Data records
** Start **

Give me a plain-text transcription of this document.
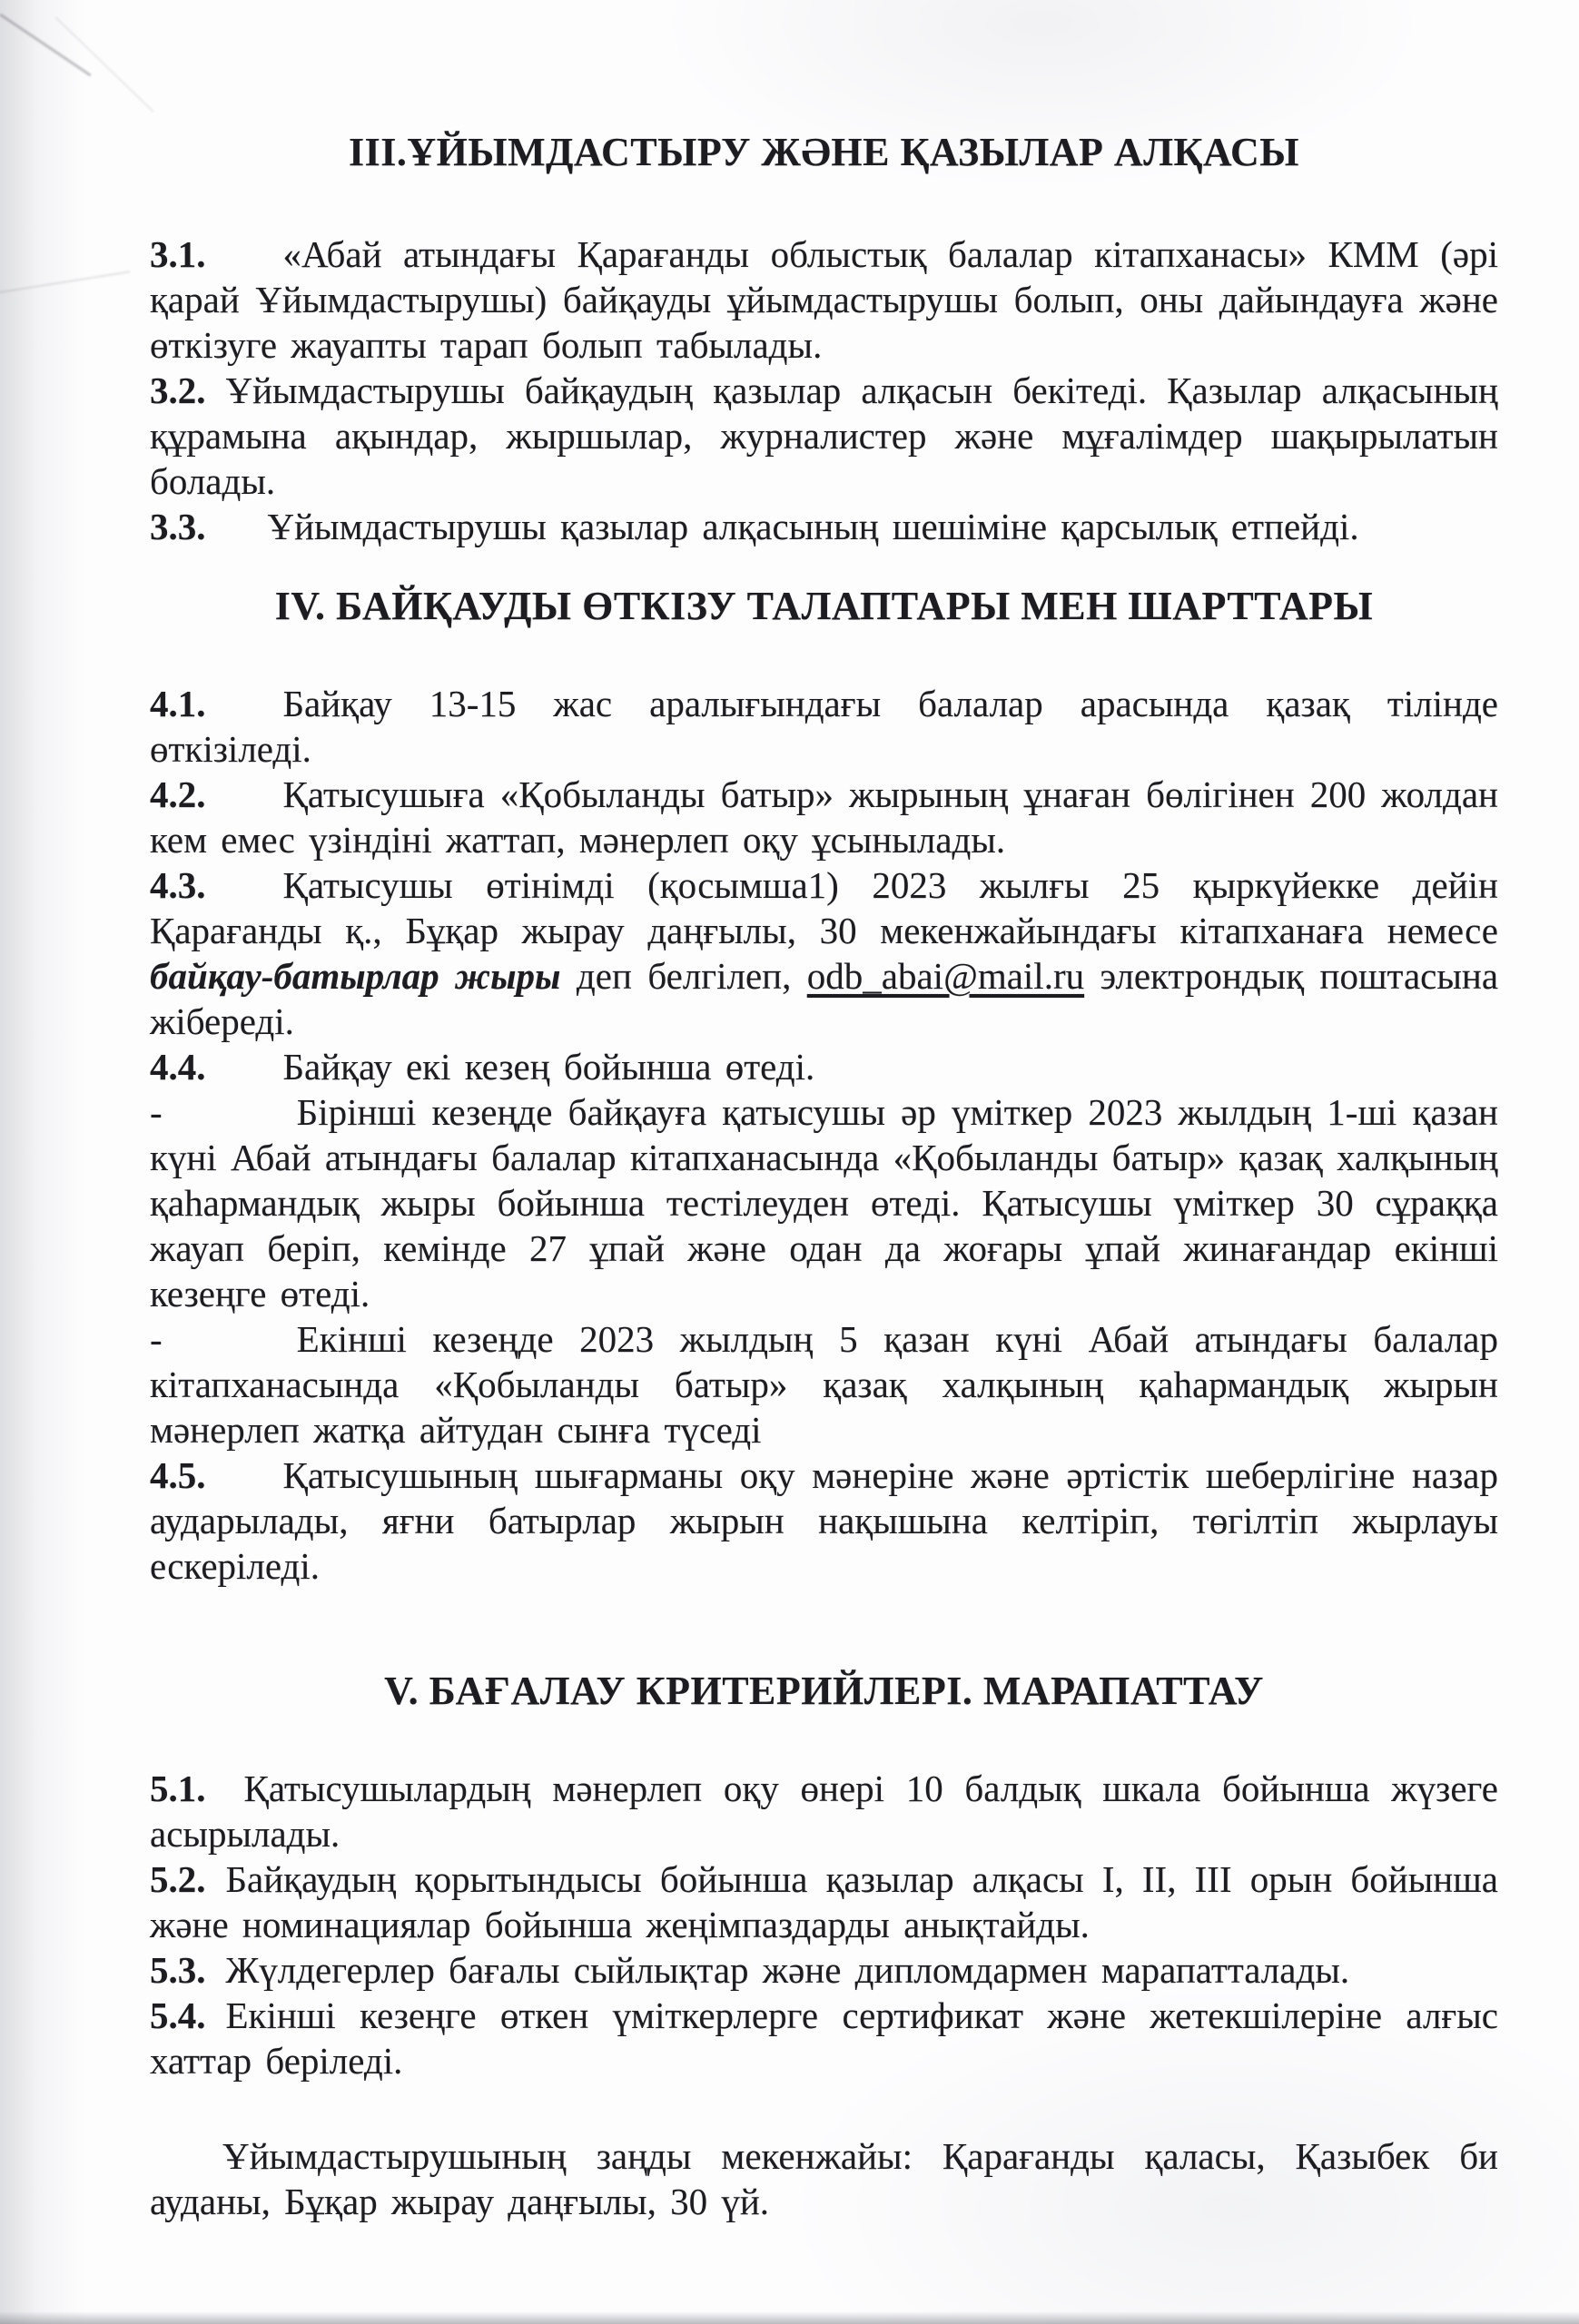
ІІІ.ҰЙЫМДАСТЫРУ ЖӘНЕ ҚАЗЫЛАР АЛҚАСЫ

3.1. «Абай атындағы Қарағанды облыстық балалар кітапханасы» КММ (әрі қарай Ұйымдастырушы) байқауды ұйымдастырушы болып, оны дайындауға және өткізуге жауапты тарап болып табылады.

3.2. Ұйымдастырушы байқаудың қазылар алқасын бекітеді. Қазылар алқасының құрамына ақындар, жыршылар, журналистер және мұғалімдер шақырылатын болады.

3.3. Ұйымдастырушы қазылар алқасының шешіміне қарсылық етпейді.

IV. БАЙҚАУДЫ ӨТКІЗУ ТАЛАПТАРЫ МЕН ШАРТТАРЫ

4.1. Байқау 13-15 жас аралығындағы балалар арасында қазақ тілінде өткізіледі.

4.2. Қатысушыға «Қобыланды батыр» жырының ұнаған бөлігінен 200 жолдан кем емес үзіндіні жаттап, мәнерлеп оқу ұсынылады.

4.3. Қатысушы өтінімді (қосымша1) 2023 жылғы 25 қыркүйекке дейін Қарағанды қ., Бұқар жырау даңғылы, 30 мекенжайындағы кітапханаға немесе байқау-батырлар жыры деп белгілеп, odb_abai@mail.ru электрондық поштасына жібереді.

4.4. Байқау екі кезең бойынша өтеді.

-	Бірінші кезеңде байқауға қатысушы әр үміткер 2023 жылдың 1-ші қазан күні Абай атындағы балалар кітапханасында «Қобыланды батыр» қазақ халқының қаһармандық жыры бойынша тестілеуден өтеді. Қатысушы үміткер 30 сұраққа жауап беріп, кемінде 27 ұпай және одан да жоғары ұпай жинағандар екінші кезеңге өтеді.

-	Екінші кезеңде 2023 жылдың 5 қазан күні Абай атындағы балалар кітапханасында «Қобыланды батыр» қазақ халқының қаһармандық жырын мәнерлеп жатқа айтудан сынға түседі

4.5. Қатысушының шығарманы оқу мәнеріне және әртістік шеберлігіне назар аударылады, яғни батырлар жырын нақышына келтіріп, төгілтіп жырлауы ескеріледі.

V. БАҒАЛАУ КРИТЕРИЙЛЕРІ. МАРАПАТТАУ

5.1. Қатысушылардың мәнерлеп оқу өнері 10 балдық шкала бойынша жүзеге асырылады.

5.2. Байқаудың қорытындысы бойынша қазылар алқасы I, II, III орын бойынша және номинациялар бойынша жеңімпаздарды анықтайды.

5.3. Жүлдегерлер бағалы сыйлықтар және дипломдармен марапатталады.

5.4. Екінші кезеңге өткен үміткерлерге сертификат және жетекшілеріне алғыс хаттар беріледі.

Ұйымдастырушының заңды мекенжайы: Қарағанды қаласы, Қазыбек би ауданы, Бұқар жырау даңғылы, 30 үй.
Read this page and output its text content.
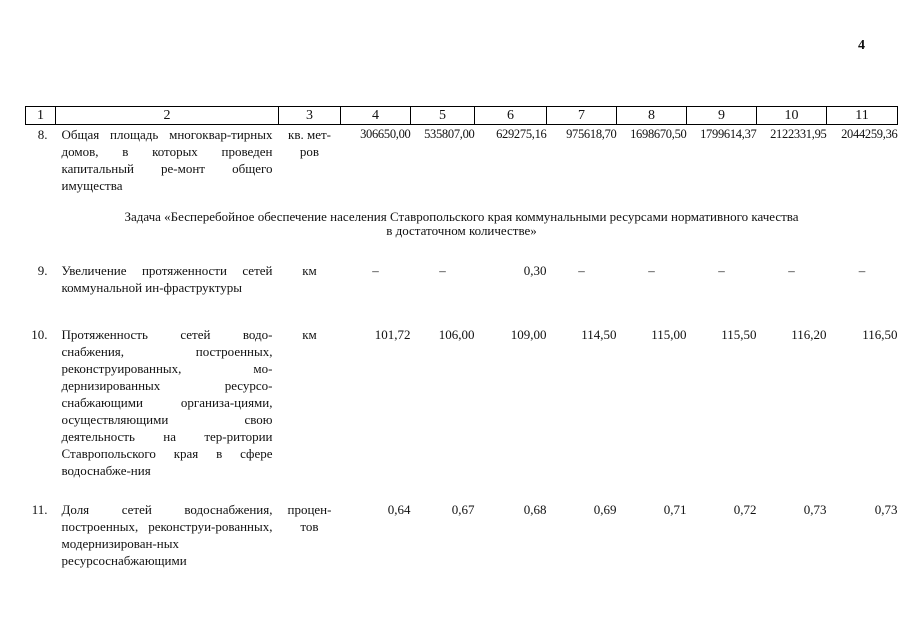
4
1	2	3	4	5	6	7	8	9	10	11
8.	Общая площадь многоквар-тирных домов, в которых проведен капитальный ре-монт общего имущества	кв. мет-ров	306650,00	535807,00	629275,16	975618,70	1698670,50	1799614,37	2122331,95	2044259,36

Задача «Бесперебойное обеспечение населения Ставропольского края коммунальными ресурсами нормативного качества
в достаточном количестве»										

9.	Увеличение протяженности сетей коммунальной ин-фраструктуры	км	–	–	0,30	–	–	–	–	–
10.	Протяженность сетей водо-снабжения, построенных, реконструированных, мо-дернизированных ресурсо-снабжающими организа-циями, осуществляющими свою деятельность на тер-ритории Ставропольского края в сфере водоснабже-ния	км	101,72	106,00	109,00	114,50	115,00	115,50	116,20	116,50
11.	Доля сетей водоснабжения, построенных, реконструи-рованных, модернизирован-ных ресурсоснабжающими	процен-тов	0,64	0,67	0,68	0,69	0,71	0,72	0,73	0,73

** End **

> [TASK STATEMENT]:
Pull out all lines of the data with the string "атындағы".

> [COMPLETE RESPONSE]:
3.1. «Абай атындағы Қарағанды облыстық балалар кітапханасы» КММ (әрі қарай Ұйымдастырушы) байқауды ұйымдастырушы болып, оны дайындауға және өткізуге жауапты тарап болып табылады.
-	Бірінші кезеңде байқауға қатысушы әр үміткер 2023 жылдың 1-ші қазан күні Абай атындағы балалар кітапханасында «Қобыланды батыр» қазақ халқының қаһармандық жыры бойынша тестілеуден өтеді. Қатысушы үміткер 30 сұраққа жауап беріп, кемінде 27 ұпай және одан да жоғары ұпай жинағандар екінші кезеңге өтеді.
-	Екінші кезеңде 2023 жылдың 5 қазан күні Абай атындағы балалар кітапханасында «Қобыланды батыр» қазақ халқының қаһармандық жырын мәнерлеп жатқа айтудан сынға түседі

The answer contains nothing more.